** Start of Records shown **
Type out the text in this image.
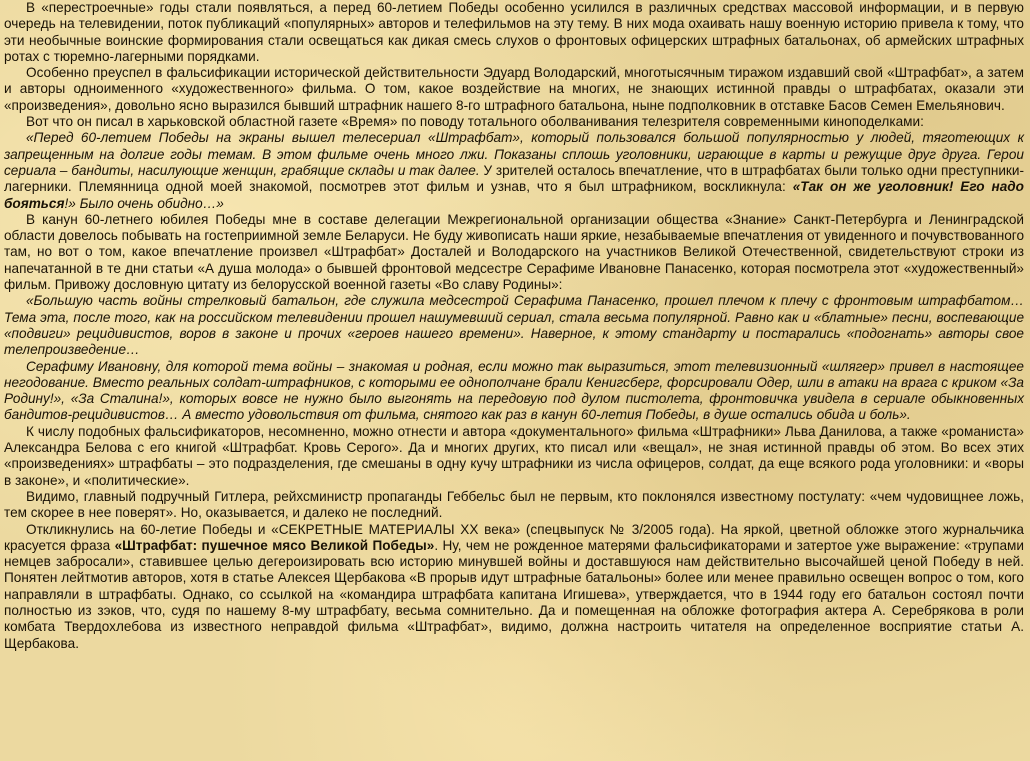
В «перестроечные» годы стали появляться, а перед 60-летием Победы особенно усилился в различных средствах массовой информации, и в первую очередь на телевидении, поток публикаций «популярных» авторов и телефильмов на эту тему. В них мода охаивать нашу военную историю привела к тому, что эти необычные воинские формирования стали освещаться как дикая смесь слухов о фронтовых офицерских штрафных батальонах, об армейских штрафных ротах с тюремно-лагерными порядками.

Особенно преуспел в фальсификации исторической действительности Эдуард Володарский, многотысячным тиражом издавший свой «Штрафбат», а затем и авторы одноименного «художественного» фильма. О том, какое воздействие на многих, не знающих истинной правды о штрафбатах, оказали эти «произведения», довольно ясно выразился бывший штрафник нашего 8-го штрафного батальона, ныне подполковник в отставке Басов Семен Емельянович.

Вот что он писал в харьковской областной газете «Время» по поводу тотального оболванивания телезрителя современными киноподелками:

«Перед 60-летием Победы на экраны вышел телесериал «Штрафбат», который пользовался большой популярностью у людей, тяготеющих к запрещенным на долгие годы темам. В этом фильме очень много лжи. Показаны сплошь уголовники, играющие в карты и режущие друг друга. Герои сериала – бандиты, насилующие женщин, грабящие склады и так далее. У зрителей осталось впечатление, что в штрафбатах были только одни преступники-лагерники. Племянница одной моей знакомой, посмотрев этот фильм и узнав, что я был штрафником, воскликнула: «Так он же уголовник! Его надо бояться!» Было очень обидно…»

В канун 60-летнего юбилея Победы мне в составе делегации Межрегиональной организации общества «Знание» Санкт-Петербурга и Ленинградской области довелось побывать на гостеприимной земле Беларуси. Не буду живописать наши яркие, незабываемые впечатления от увиденного и почувствованного там, но вот о том, какое впечатление произвел «Штрафбат» Досталей и Володарского на участников Великой Отечественной, свидетельствуют строки из напечатанной в те дни статьи «А душа молода» о бывшей фронтовой медсестре Серафиме Ивановне Панасенко, которая посмотрела этот «художественный» фильм. Привожу дословную цитату из белорусской военной газеты «Во славу Родины»:

«Большую часть войны стрелковый батальон, где служила медсестрой Серафима Панасенко, прошел плечом к плечу с фронтовым штрафбатом… Тема эта, после того, как на российском телевидении прошел нашумевший сериал, стала весьма популярной. Равно как и «блатные» песни, воспевающие «подвиги» рецидивистов, воров в законе и прочих «героев нашего времени». Наверное, к этому стандарту и постарались «подогнать» авторы свое телепроизведение…

Серафиму Ивановну, для которой тема войны – знакомая и родная, если можно так выразиться, этот телевизионный «шлягер» привел в настоящее негодование. Вместо реальных солдат-штрафников, с которыми ее однополчане брали Кенигсберг, форсировали Одер, шли в атаки на врага с криком «За Родину!», «За Сталина!», которых вовсе не нужно было выгонять на передовую под дулом пистолета, фронтовичка увидела в сериале обыкновенных бандитов-рецидивистов… А вместо удовольствия от фильма, снятого как раз в канун 60-летия Победы, в душе остались обида и боль».

К числу подобных фальсификаторов, несомненно, можно отнести и автора «документального» фильма «Штрафники» Льва Данилова, а также «романиста» Александра Белова с его книгой «Штрафбат. Кровь Серого». Да и многих других, кто писал или «вещал», не зная истинной правды об этом. Во всех этих «произведениях» штрафбаты – это подразделения, где смешаны в одну кучу штрафники из числа офицеров, солдат, да еще всякого рода уголовники: и «воры в законе», и «политические».

Видимо, главный подручный Гитлера, рейхсминистр пропаганды Геббельс был не первым, кто поклонялся известному постулату: «чем чудовищнее ложь, тем скорее в нее поверят». Но, оказывается, и далеко не последний.

Откликнулись на 60-летие Победы и «СЕКРЕТНЫЕ МАТЕРИАЛЫ XX века» (спецвыпуск № 3/2005 года). На яркой, цветной обложке этого журнальчика красуется фраза «Штрафбат: пушечное мясо Великой Победы». Ну, чем не рожденное матерями фальсификаторами и затертое уже выражение: «трупами немцев забросали», ставившее целью дегероизировать всю историю минувшей войны и доставшуюся нам действительно высочайшей ценой Победу в ней. Понятен лейтмотив авторов, хотя в статье Алексея Щербакова «В прорыв идут штрафные батальоны» более или менее правильно освещен вопрос о том, кого направляли в штрафбаты. Однако, со ссылкой на «командира штрафбата капитана Игишева», утверждается, что в 1944 году его батальон состоял почти полностью из зэков, что, судя по нашему 8-му штрафбату, весьма сомнительно. Да и помещенная на обложке фотография актера А. Серебрякова в роли комбата Твердохлебова из известного неправдой фильма «Штрафбат», видимо, должна настроить читателя на определенное восприятие статьи А. Щербакова.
** End of Records shown **
→ Aim:
Transcribe the material exactly, keeping every word and none of the pictures.

→ Output of the exercise:
Type out the text in this image.
В «перестроечные» годы стали появляться, а перед 60-летием Победы особенно усилился в различных средствах массовой информации, и в первую очередь на телевидении, поток публикаций «популярных» авторов и телефильмов на эту тему. В них мода охаивать нашу военную историю привела к тому, что эти необычные воинские формирования стали освещаться как дикая смесь слухов о фронтовых офицерских штрафных батальонах, об армейских штрафных ротах с тюремно-лагерными порядками.

Особенно преуспел в фальсификации исторической действительности Эдуард Володарский, многотысячным тиражом издавший свой «Штрафбат», а затем и авторы одноименного «художественного» фильма. О том, какое воздействие на многих, не знающих истинной правды о штрафбатах, оказали эти «произведения», довольно ясно выразился бывший штрафник нашего 8-го штрафного батальона, ныне подполковник в отставке Басов Семен Емельянович.

Вот что он писал в харьковской областной газете «Время» по поводу тотального оболванивания телезрителя современными киноподелками:

«Перед 60-летием Победы на экраны вышел телесериал «Штрафбат», который пользовался большой популярностью у людей, тяготеющих к запрещенным на долгие годы темам. В этом фильме очень много лжи. Показаны сплошь уголовники, играющие в карты и режущие друг друга. Герои сериала – бандиты, насилующие женщин, грабящие склады и так далее. У зрителей осталось впечатление, что в штрафбатах были только одни преступники-лагерники. Племянница одной моей знакомой, посмотрев этот фильм и узнав, что я был штрафником, воскликнула: «Так он же уголовник! Его надо бояться!» Было очень обидно…»

В канун 60-летнего юбилея Победы мне в составе делегации Межрегиональной организации общества «Знание» Санкт-Петербурга и Ленинградской области довелось побывать на гостеприимной земле Беларуси. Не буду живописать наши яркие, незабываемые впечатления от увиденного и почувствованного там, но вот о том, какое впечатление произвел «Штрафбат» Досталей и Володарского на участников Великой Отечественной, свидетельствуют строки из напечатанной в те дни статьи «А душа молода» о бывшей фронтовой медсестре Серафиме Ивановне Панасенко, которая посмотрела этот «художественный» фильм. Привожу дословную цитату из белорусской военной газеты «Во славу Родины»:

«Большую часть войны стрелковый батальон, где служила медсестрой Серафима Панасенко, прошел плечом к плечу с фронтовым штрафбатом… Тема эта, после того, как на российском телевидении прошел нашумевший сериал, стала весьма популярной. Равно как и «блатные» песни, воспевающие «подвиги» рецидивистов, воров в законе и прочих «героев нашего времени». Наверное, к этому стандарту и постарались «подогнать» авторы свое телепроизведение…

Серафиму Ивановну, для которой тема войны – знакомая и родная, если можно так выразиться, этот телевизионный «шлягер» привел в настоящее негодование. Вместо реальных солдат-штрафников, с которыми ее однополчане брали Кенигсберг, форсировали Одер, шли в атаки на врага с криком «За Родину!», «За Сталина!», которых вовсе не нужно было выгонять на передовую под дулом пистолета, фронтовичка увидела в сериале обыкновенных бандитов-рецидивистов… А вместо удовольствия от фильма, снятого как раз в канун 60-летия Победы, в душе остались обида и боль».

К числу подобных фальсификаторов, несомненно, можно отнести и автора «документального» фильма «Штрафники» Льва Данилова, а также «романиста» Александра Белова с его книгой «Штрафбат. Кровь Серого». Да и многих других, кто писал или «вещал», не зная истинной правды об этом. Во всех этих «произведениях» штрафбаты – это подразделения, где смешаны в одну кучу штрафники из числа офицеров, солдат, да еще всякого рода уголовники: и «воры в законе», и «политические».

Видимо, главный подручный Гитлера, рейхсминистр пропаганды Геббельс был не первым, кто поклонялся известному постулату: «чем чудовищнее ложь, тем скорее в нее поверят». Но, оказывается, и далеко не последний.

Откликнулись на 60-летие Победы и «СЕКРЕТНЫЕ МАТЕРИАЛЫ XX века» (спецвыпуск № 3/2005 года). На яркой, цветной обложке этого журнальчика красуется фраза «Штрафбат: пушечное мясо Великой Победы». Ну, чем не рожденное матерями фальсификаторами и затертое уже выражение: «трупами немцев забросали», ставившее целью дегероизировать всю историю минувшей войны и доставшуюся нам действительно высочайшей ценой Победу в ней. Понятен лейтмотив авторов, хотя в статье Алексея Щербакова «В прорыв идут штрафные батальоны» более или менее правильно освещен вопрос о том, кого направляли в штрафбаты. Однако, со ссылкой на «командира штрафбата капитана Игишева», утверждается, что в 1944 году его батальон состоял почти полностью из зэков, что, судя по нашему 8-му штрафбату, весьма сомнительно. Да и помещенная на обложке фотография актера А. Серебрякова в роли комбата Твердохлебова из известного неправдой фильма «Штрафбат», видимо, должна настроить читателя на определенное восприятие статьи А. Щербакова.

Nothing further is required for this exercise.